Directive>
Print each of the entries exactly, leaving nothing out.

Provided material>
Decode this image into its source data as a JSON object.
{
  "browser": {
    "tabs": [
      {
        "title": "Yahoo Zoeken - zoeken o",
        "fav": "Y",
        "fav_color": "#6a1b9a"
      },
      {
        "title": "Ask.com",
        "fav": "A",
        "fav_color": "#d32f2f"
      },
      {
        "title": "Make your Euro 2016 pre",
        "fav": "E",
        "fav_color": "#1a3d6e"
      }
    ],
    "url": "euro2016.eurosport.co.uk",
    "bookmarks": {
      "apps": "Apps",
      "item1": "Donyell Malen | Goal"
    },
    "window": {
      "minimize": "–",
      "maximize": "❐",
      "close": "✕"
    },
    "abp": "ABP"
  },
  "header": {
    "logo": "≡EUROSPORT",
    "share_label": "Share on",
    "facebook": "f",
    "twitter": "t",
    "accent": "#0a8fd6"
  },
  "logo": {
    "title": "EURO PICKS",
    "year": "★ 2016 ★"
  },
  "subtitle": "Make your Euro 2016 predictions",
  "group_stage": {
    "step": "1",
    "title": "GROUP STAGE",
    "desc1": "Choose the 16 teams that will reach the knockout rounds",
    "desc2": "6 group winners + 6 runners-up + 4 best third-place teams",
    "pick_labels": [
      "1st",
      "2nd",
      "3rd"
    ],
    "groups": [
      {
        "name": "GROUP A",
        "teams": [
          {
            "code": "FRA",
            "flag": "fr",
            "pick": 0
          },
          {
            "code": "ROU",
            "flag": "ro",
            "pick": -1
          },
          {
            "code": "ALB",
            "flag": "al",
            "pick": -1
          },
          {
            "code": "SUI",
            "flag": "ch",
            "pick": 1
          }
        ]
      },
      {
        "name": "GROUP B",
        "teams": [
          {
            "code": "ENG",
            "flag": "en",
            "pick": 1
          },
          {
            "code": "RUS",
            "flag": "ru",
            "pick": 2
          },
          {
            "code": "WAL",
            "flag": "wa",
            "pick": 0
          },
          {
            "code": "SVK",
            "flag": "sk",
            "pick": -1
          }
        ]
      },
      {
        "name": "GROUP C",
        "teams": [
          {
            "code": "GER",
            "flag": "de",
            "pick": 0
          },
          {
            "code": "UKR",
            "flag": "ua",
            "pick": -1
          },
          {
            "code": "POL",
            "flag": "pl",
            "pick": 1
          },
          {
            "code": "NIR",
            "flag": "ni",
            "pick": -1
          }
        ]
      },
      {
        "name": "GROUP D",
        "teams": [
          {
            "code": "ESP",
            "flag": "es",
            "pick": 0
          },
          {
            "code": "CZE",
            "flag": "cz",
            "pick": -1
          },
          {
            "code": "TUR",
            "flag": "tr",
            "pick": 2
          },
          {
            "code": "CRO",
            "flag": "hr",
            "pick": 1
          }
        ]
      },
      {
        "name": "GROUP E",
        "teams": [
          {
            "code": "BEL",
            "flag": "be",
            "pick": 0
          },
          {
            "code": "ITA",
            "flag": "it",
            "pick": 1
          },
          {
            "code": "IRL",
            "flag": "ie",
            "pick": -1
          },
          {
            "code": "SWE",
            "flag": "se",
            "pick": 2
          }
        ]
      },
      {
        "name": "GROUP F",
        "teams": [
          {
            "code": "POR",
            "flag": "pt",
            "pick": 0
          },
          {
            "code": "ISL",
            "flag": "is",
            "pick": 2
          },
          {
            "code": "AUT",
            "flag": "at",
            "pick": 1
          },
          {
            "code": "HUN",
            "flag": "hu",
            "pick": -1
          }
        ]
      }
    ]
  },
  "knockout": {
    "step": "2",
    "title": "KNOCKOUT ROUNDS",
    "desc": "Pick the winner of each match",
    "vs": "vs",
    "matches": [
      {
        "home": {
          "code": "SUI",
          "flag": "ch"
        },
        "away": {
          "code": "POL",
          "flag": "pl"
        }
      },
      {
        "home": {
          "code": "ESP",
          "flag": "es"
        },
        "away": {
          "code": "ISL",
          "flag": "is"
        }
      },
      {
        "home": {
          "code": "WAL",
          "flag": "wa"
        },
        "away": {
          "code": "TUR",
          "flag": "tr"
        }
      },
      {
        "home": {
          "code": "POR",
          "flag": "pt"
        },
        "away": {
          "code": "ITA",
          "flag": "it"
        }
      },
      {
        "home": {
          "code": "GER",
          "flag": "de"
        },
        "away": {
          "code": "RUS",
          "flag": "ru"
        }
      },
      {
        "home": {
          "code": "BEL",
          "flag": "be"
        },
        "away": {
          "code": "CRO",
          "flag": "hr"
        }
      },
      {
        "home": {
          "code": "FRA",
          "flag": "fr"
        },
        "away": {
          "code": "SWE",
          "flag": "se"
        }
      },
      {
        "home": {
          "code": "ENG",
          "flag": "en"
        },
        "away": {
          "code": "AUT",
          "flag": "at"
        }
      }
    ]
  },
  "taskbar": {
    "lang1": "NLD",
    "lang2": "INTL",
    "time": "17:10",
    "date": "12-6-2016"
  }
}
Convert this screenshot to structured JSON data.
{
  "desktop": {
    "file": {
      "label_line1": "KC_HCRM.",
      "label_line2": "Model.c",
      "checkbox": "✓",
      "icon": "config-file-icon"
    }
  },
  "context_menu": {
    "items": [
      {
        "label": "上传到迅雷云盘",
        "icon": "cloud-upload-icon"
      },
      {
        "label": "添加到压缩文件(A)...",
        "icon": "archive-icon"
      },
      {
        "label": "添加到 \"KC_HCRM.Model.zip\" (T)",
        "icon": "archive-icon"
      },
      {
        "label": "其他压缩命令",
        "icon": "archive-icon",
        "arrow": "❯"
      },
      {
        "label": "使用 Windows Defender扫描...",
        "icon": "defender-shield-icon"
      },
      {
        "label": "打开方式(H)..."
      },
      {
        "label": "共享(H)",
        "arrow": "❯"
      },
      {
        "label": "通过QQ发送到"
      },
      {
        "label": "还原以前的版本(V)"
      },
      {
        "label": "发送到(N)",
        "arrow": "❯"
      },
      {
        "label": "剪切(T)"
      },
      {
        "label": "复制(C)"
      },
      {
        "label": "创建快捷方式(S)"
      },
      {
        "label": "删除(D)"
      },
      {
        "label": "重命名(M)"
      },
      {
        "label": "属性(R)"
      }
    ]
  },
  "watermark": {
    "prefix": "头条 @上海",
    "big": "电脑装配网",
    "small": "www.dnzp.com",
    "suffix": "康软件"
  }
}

Result of this exercise>
Decode this image into its source data as a JSON object.
{
  "browser": {
    "tabs": [
      {
        "title": "Yahoo Zoeken - zoeken o",
        "fav": "Y",
        "fav_color": "#6a1b9a"
      },
      {
        "title": "Ask.com",
        "fav": "A",
        "fav_color": "#d32f2f"
      },
      {
        "title": "Make your Euro 2016 pre",
        "fav": "E",
        "fav_color": "#1a3d6e"
      }
    ],
    "url": "euro2016.eurosport.co.uk",
    "bookmarks": {
      "apps": "Apps",
      "item1": "Donyell Malen | Goal"
    },
    "window": {
      "minimize": "–",
      "maximize": "❐",
      "close": "✕"
    },
    "abp": "ABP"
  },
  "header": {
    "logo": "≡EUROSPORT",
    "share_label": "Share on",
    "facebook": "f",
    "twitter": "t",
    "accent": "#0a8fd6"
  },
  "logo": {
    "title": "EURO PICKS",
    "year": "★ 2016 ★"
  },
  "subtitle": "Make your Euro 2016 predictions",
  "group_stage": {
    "step": "1",
    "title": "GROUP STAGE",
    "desc1": "Choose the 16 teams that will reach the knockout rounds",
    "desc2": "6 group winners + 6 runners-up + 4 best third-place teams",
    "pick_labels": [
      "1st",
      "2nd",
      "3rd"
    ],
    "groups": [
      {
        "name": "GROUP A",
        "teams": [
          {
            "code": "FRA",
            "flag": "fr",
            "pick": 0
          },
          {
            "code": "ROU",
            "flag": "ro",
            "pick": -1
          },
          {
            "code": "ALB",
            "flag": "al",
            "pick": -1
          },
          {
            "code": "SUI",
            "flag": "ch",
            "pick": 1
          }
        ]
      },
      {
        "name": "GROUP B",
        "teams": [
          {
            "code": "ENG",
            "flag": "en",
            "pick": 1
          },
          {
            "code": "RUS",
            "flag": "ru",
            "pick": 2
          },
          {
            "code": "WAL",
            "flag": "wa",
            "pick": 0
          },
          {
            "code": "SVK",
            "flag": "sk",
            "pick": -1
          }
        ]
      },
      {
        "name": "GROUP C",
        "teams": [
          {
            "code": "GER",
            "flag": "de",
            "pick": 0
          },
          {
            "code": "UKR",
            "flag": "ua",
            "pick": -1
          },
          {
            "code": "POL",
            "flag": "pl",
            "pick": 1
          },
          {
            "code": "NIR",
            "flag": "ni",
            "pick": -1
          }
        ]
      },
      {
        "name": "GROUP D",
        "teams": [
          {
            "code": "ESP",
            "flag": "es",
            "pick": 0
          },
          {
            "code": "CZE",
            "flag": "cz",
            "pick": -1
          },
          {
            "code": "TUR",
            "flag": "tr",
            "pick": 2
          },
          {
            "code": "CRO",
            "flag": "hr",
            "pick": 1
          }
        ]
      },
      {
        "name": "GROUP E",
        "teams": [
          {
            "code": "BEL",
            "flag": "be",
            "pick": 0
          },
          {
            "code": "ITA",
            "flag": "it",
            "pick": 1
          },
          {
            "code": "IRL",
            "flag": "ie",
            "pick": -1
          },
          {
            "code": "SWE",
            "flag": "se",
            "pick": 2
          }
        ]
      },
      {
        "name": "GROUP F",
        "teams": [
          {
            "code": "POR",
            "flag": "pt",
            "pick": 0
          },
          {
            "code": "ISL",
            "flag": "is",
            "pick": 2
          },
          {
            "code": "AUT",
            "flag": "at",
            "pick": 1
          },
          {
            "code": "HUN",
            "flag": "hu",
            "pick": -1
          }
        ]
      }
    ]
  },
  "knockout": {
    "step": "2",
    "title": "KNOCKOUT ROUNDS",
    "desc": "Pick the winner of each match",
    "vs": "vs",
    "matches": [
      {
        "home": {
          "code": "SUI",
          "flag": "ch"
        },
        "away": {
          "code": "POL",
          "flag": "pl"
        }
      },
      {
        "home": {
          "code": "ESP",
          "flag": "es"
        },
        "away": {
          "code": "ISL",
          "flag": "is"
        }
      },
      {
        "home": {
          "code": "WAL",
          "flag": "wa"
        },
        "away": {
          "code": "TUR",
          "flag": "tr"
        }
      },
      {
        "home": {
          "code": "POR",
          "flag": "pt"
        },
        "away": {
          "code": "ITA",
          "flag": "it"
        }
      },
      {
        "home": {
          "code": "GER",
          "flag": "de"
        },
        "away": {
          "code": "RUS",
          "flag": "ru"
        }
      },
      {
        "home": {
          "code": "BEL",
          "flag": "be"
        },
        "away": {
          "code": "CRO",
          "flag": "hr"
        }
      },
      {
        "home": {
          "code": "FRA",
          "flag": "fr"
        },
        "away": {
          "code": "SWE",
          "flag": "se"
        }
      },
      {
        "home": {
          "code": "ENG",
          "flag": "en"
        },
        "away": {
          "code": "AUT",
          "flag": "at"
        }
      }
    ]
  },
  "taskbar": {
    "lang1": "NLD",
    "lang2": "INTL",
    "time": "17:10",
    "date": "12-6-2016"
  }
}
Convert this screenshot to structured JSON data.
{
  "desktop": {
    "file": {
      "label_line1": "KC_HCRM.",
      "label_line2": "Model.c",
      "checkbox": "✓",
      "icon": "config-file-icon"
    }
  },
  "context_menu": {
    "items": [
      {
        "label": "上传到迅雷云盘",
        "icon": "cloud-upload-icon"
      },
      {
        "label": "添加到压缩文件(A)...",
        "icon": "archive-icon"
      },
      {
        "label": "添加到 \"KC_HCRM.Model.zip\" (T)",
        "icon": "archive-icon"
      },
      {
        "label": "其他压缩命令",
        "icon": "archive-icon",
        "arrow": "❯"
      },
      {
        "label": "使用 Windows Defender扫描...",
        "icon": "defender-shield-icon"
      },
      {
        "label": "打开方式(H)..."
      },
      {
        "label": "共享(H)",
        "arrow": "❯"
      },
      {
        "label": "通过QQ发送到"
      },
      {
        "label": "还原以前的版本(V)"
      },
      {
        "label": "发送到(N)",
        "arrow": "❯"
      },
      {
        "label": "剪切(T)"
      },
      {
        "label": "复制(C)"
      },
      {
        "label": "创建快捷方式(S)"
      },
      {
        "label": "删除(D)"
      },
      {
        "label": "重命名(M)"
      },
      {
        "label": "属性(R)"
      }
    ]
  },
  "watermark": {
    "prefix": "头条 @上海",
    "big": "电脑装配网",
    "small": "www.dnzp.com",
    "suffix": "康软件"
  }
}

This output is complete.